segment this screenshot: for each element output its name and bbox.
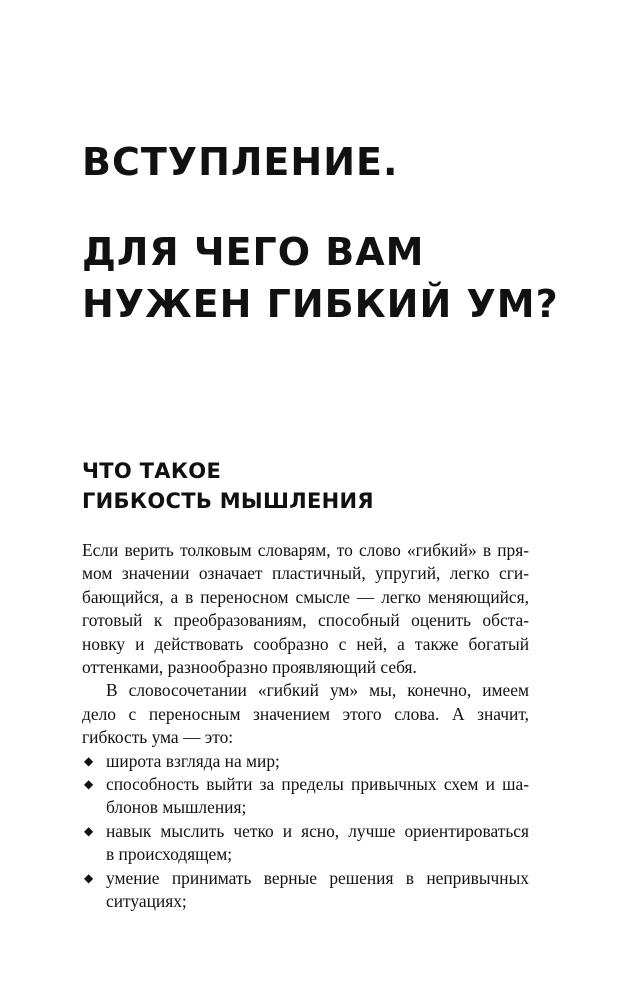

* * *

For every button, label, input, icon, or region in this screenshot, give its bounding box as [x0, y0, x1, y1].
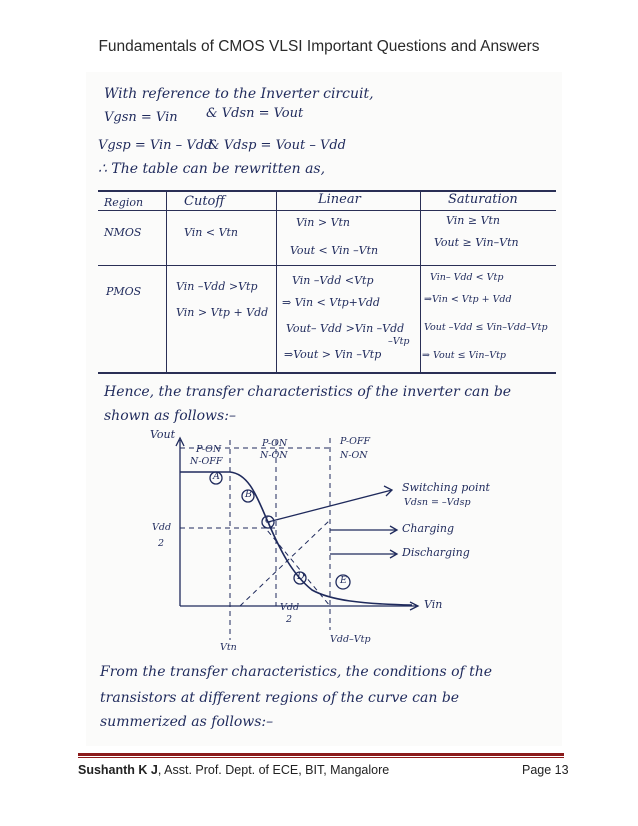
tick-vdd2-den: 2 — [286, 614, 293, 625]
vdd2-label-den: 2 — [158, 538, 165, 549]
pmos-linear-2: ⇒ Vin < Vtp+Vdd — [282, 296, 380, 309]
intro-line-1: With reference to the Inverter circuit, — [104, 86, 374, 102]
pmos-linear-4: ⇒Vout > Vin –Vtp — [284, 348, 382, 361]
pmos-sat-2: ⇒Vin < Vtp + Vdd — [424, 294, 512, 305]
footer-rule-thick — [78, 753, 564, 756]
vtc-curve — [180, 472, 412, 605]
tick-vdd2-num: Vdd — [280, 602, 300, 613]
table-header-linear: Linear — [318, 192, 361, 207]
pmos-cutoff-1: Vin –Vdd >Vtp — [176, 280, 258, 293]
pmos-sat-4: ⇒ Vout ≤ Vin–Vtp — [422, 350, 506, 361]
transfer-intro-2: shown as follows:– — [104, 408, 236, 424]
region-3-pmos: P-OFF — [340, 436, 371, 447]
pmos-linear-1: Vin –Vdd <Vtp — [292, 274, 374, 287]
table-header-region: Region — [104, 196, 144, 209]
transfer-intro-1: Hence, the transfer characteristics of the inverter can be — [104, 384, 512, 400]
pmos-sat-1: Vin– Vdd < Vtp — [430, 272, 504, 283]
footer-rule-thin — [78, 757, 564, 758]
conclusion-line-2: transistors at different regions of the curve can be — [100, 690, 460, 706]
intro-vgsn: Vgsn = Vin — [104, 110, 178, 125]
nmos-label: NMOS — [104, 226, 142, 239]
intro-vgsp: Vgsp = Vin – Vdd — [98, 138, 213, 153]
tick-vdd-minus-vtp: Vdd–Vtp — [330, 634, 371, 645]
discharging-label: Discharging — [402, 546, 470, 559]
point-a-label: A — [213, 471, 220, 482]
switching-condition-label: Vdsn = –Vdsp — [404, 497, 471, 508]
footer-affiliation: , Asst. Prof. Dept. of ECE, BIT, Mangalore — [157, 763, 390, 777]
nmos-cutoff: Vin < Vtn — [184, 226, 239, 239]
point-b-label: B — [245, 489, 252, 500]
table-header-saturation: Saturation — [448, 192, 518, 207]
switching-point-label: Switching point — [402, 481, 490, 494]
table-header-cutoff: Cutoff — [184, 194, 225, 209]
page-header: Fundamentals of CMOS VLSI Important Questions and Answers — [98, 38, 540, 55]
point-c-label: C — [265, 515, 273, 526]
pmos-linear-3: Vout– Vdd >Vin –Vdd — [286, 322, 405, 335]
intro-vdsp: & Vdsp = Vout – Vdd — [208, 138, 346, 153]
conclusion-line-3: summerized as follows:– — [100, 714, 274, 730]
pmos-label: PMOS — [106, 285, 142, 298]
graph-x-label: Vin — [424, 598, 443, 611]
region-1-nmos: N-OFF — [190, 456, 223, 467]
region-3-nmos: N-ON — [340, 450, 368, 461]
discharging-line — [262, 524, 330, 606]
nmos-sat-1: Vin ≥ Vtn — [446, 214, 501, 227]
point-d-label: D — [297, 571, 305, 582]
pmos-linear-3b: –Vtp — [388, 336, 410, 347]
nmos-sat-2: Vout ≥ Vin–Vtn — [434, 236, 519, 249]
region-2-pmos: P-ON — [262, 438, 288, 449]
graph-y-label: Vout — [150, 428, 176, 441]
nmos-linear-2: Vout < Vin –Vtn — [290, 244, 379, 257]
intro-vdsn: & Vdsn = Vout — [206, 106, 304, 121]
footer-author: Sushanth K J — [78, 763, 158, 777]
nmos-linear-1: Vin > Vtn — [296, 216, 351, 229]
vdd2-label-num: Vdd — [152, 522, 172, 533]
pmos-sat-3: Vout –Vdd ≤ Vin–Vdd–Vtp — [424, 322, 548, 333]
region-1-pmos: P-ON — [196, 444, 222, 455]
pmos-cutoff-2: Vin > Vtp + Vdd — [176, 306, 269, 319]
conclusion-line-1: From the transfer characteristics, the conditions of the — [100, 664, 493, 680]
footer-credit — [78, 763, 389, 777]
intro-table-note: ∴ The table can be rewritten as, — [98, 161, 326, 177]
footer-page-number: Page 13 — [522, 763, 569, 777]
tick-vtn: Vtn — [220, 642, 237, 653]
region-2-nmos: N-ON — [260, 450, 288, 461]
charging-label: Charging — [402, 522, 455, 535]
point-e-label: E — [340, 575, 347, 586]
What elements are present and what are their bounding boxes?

### What you should do
Recast the part of the listing above that runs between the lines containing "For every button, label, input, icon, or" and "pmos-linear-1: Vin –Vdd", inclusive, as a numbered list. Drop any blank lines, and leave the pictures out.

### Exercise output
1. For every button, label, input, icon, or region in this screenshot, give its bounding box as [x0, y0, x1, y1].
2. tick-vdd2-den: 2 — [286, 614, 293, 625]
3. vdd2-label-den: 2 — [158, 538, 165, 549]
4. pmos-linear-2: ⇒ Vin < Vtp+Vdd — [282, 296, 380, 309]
5. intro-line-1: With reference to the Inverter circuit, — [104, 86, 374, 102]
6. pmos-linear-4: ⇒Vout > Vin –Vtp — [284, 348, 382, 361]
7. pmos-sat-2: ⇒Vin < Vtp + Vdd — [424, 294, 512, 305]
8. footer-rule-thick — [78, 753, 564, 756]
9. vtc-curve — [180, 472, 412, 605]
10. tick-vdd2-num: Vdd — [280, 602, 300, 613]
11. table-header-linear: Linear — [318, 192, 361, 207]
12. pmos-cutoff-1: Vin –Vdd >Vtp — [176, 280, 258, 293]
13. pmos-sat-4: ⇒ Vout ≤ Vin–Vtp — [422, 350, 506, 361]
14. transfer-intro-2: shown as follows:– — [104, 408, 236, 424]
15. region-3-pmos: P-OFF — [340, 436, 371, 447]
16. pmos-linear-1: Vin –Vdd <Vtp — [292, 274, 374, 287]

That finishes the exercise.